Stored dataset items:
◆ ◆ ◆ ◆ ◆
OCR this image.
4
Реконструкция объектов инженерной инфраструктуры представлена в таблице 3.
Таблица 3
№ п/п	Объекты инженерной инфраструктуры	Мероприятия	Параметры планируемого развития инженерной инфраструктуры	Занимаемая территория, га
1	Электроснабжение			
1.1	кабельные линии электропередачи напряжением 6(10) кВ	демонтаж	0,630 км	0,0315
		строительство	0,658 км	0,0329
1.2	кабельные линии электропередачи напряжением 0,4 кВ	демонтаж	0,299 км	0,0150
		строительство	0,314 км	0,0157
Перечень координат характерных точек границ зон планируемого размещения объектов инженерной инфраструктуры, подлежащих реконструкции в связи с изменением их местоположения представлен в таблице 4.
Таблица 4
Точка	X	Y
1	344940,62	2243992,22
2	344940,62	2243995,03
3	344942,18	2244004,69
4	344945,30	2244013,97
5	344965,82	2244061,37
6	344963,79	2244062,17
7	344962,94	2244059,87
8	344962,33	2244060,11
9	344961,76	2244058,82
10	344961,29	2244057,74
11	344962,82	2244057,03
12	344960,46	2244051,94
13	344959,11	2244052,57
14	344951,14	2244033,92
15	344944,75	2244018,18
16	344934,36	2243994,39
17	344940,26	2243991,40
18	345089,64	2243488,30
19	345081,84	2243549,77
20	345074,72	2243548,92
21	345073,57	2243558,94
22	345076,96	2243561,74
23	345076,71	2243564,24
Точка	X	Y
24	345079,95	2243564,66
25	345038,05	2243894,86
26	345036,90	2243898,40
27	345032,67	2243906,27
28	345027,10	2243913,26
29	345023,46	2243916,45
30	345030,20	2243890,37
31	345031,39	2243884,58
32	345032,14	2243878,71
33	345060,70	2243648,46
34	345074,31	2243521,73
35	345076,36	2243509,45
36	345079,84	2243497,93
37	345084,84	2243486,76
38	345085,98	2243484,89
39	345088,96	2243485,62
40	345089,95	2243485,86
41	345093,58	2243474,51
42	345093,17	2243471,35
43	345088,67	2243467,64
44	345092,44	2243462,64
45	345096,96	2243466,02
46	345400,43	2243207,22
◆ ◆ ◆ ◆ ◆
* _Task prompt_
Copy out every line of the data that includes the word "линии".

* _Expected output_
1.1	кабельные линии электропередачи напряжением 6(10) кВ	демонтаж	0,630 км	0,0315
1.2	кабельные линии электропередачи напряжением 0,4 кВ	демонтаж	0,299 км	0,0150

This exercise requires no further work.